Find the word "ASSESSMENT" in the material below and gather every line that contains it.

== ITEMS ==

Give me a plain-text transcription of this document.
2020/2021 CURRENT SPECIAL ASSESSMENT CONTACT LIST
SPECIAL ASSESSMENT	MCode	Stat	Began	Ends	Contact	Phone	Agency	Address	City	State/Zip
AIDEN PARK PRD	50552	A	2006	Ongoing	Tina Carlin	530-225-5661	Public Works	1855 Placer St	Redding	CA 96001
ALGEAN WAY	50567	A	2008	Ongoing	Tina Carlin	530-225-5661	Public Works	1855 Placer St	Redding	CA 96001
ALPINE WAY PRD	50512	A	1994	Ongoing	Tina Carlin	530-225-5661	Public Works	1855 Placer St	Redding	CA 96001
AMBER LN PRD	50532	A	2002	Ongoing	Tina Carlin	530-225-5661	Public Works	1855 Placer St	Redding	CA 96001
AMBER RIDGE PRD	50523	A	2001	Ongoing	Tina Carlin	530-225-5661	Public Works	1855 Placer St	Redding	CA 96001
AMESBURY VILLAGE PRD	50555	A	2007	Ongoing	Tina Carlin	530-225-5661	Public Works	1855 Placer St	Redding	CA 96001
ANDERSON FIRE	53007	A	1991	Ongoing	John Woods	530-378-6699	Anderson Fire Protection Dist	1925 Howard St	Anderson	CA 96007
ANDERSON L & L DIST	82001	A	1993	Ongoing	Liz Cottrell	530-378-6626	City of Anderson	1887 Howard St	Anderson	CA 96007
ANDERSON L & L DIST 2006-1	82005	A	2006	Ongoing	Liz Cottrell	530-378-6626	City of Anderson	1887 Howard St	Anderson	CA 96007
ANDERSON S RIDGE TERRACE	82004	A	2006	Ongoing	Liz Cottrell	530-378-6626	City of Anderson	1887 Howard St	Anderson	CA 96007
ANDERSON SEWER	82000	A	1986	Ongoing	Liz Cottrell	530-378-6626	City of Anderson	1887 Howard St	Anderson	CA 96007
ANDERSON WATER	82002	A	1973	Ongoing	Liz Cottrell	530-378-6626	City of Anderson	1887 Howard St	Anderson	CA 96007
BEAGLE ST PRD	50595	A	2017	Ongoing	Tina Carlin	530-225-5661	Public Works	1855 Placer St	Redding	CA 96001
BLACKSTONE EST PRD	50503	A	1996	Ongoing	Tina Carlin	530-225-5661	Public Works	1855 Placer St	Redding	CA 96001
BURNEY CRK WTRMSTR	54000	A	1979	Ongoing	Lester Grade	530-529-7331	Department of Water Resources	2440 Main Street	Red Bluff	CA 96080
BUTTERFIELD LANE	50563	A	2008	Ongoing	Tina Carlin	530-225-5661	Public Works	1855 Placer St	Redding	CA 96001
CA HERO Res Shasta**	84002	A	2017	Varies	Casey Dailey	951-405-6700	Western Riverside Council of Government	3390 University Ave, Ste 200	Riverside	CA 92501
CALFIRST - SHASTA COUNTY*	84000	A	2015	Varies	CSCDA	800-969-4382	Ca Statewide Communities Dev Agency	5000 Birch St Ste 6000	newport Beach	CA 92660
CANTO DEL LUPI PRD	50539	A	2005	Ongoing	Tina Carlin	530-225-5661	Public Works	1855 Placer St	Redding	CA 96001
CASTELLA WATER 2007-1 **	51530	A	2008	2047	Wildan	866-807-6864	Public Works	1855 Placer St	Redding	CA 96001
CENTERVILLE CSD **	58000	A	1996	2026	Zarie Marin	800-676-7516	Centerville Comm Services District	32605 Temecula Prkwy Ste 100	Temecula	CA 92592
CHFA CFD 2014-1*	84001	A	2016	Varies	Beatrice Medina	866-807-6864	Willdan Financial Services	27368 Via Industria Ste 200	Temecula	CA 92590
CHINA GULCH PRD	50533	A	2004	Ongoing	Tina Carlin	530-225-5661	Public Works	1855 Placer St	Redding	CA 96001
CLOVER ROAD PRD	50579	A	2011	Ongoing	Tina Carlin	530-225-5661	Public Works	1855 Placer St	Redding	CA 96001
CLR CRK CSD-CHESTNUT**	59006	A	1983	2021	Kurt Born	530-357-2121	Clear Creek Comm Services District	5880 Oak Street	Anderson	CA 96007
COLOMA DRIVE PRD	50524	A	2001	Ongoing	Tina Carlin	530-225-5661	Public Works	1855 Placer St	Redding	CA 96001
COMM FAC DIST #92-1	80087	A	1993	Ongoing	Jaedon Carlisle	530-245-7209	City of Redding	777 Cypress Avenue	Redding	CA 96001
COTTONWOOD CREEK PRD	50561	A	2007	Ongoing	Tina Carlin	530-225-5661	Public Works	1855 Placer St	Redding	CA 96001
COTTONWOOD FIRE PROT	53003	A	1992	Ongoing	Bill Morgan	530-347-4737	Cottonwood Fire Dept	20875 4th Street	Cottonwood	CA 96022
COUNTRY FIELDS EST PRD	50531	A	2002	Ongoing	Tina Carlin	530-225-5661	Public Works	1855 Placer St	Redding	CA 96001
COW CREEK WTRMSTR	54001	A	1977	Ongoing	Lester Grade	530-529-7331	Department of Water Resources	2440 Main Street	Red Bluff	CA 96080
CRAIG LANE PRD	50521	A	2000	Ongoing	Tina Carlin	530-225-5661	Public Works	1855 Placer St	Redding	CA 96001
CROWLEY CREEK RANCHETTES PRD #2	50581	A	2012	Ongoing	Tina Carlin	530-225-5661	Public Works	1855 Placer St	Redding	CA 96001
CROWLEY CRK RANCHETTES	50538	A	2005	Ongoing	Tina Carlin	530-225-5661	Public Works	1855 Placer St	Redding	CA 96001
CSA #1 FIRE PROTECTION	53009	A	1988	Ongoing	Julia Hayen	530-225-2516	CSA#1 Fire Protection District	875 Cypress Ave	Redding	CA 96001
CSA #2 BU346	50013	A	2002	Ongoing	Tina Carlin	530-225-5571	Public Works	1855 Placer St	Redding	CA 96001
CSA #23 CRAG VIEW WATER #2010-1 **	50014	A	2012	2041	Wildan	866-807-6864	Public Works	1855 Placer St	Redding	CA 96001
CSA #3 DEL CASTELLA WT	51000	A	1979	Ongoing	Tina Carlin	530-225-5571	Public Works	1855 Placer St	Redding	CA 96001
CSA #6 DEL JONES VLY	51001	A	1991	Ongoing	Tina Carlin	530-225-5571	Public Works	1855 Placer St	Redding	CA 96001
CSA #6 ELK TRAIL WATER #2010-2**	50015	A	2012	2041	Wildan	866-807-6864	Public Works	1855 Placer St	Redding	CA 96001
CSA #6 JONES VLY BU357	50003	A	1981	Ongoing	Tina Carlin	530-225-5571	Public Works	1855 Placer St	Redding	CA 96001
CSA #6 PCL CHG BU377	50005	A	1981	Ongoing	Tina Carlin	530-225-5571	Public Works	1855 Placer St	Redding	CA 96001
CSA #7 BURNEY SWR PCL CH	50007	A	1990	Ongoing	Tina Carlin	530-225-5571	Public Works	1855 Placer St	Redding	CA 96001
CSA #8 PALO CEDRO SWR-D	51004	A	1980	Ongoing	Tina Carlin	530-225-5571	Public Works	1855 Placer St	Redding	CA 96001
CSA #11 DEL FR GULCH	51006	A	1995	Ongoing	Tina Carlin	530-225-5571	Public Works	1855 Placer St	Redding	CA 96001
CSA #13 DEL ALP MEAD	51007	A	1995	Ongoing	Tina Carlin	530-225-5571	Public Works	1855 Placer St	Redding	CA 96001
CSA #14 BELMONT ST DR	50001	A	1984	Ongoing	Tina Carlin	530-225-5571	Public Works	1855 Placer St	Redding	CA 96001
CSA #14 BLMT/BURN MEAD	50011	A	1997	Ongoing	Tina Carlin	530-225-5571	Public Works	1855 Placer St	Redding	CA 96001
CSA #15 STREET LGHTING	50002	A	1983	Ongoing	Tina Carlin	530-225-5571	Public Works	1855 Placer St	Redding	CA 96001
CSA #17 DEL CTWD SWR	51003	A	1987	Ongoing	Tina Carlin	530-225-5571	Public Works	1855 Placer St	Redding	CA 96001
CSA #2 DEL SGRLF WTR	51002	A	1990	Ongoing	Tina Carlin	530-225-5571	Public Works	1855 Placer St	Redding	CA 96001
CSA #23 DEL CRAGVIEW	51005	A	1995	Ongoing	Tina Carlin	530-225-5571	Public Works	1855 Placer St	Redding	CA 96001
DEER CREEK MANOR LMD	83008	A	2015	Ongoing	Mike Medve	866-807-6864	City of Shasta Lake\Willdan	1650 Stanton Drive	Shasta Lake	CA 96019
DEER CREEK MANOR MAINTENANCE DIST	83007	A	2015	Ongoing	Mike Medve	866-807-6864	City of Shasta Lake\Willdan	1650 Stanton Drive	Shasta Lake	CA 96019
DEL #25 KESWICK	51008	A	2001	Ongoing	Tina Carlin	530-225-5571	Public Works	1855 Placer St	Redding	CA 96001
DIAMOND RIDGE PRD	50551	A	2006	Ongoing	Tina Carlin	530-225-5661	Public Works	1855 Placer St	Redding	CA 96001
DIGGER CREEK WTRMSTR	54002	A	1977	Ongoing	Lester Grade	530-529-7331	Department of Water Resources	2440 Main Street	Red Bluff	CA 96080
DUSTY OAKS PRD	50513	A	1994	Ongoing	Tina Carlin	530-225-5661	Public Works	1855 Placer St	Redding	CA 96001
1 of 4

===

# FINISHED ANSWER
2020/2021 CURRENT SPECIAL ASSESSMENT CONTACT LIST
SPECIAL ASSESSMENT	MCode	Stat	Began	Ends	Contact	Phone	Agency	Address	City	State/Zip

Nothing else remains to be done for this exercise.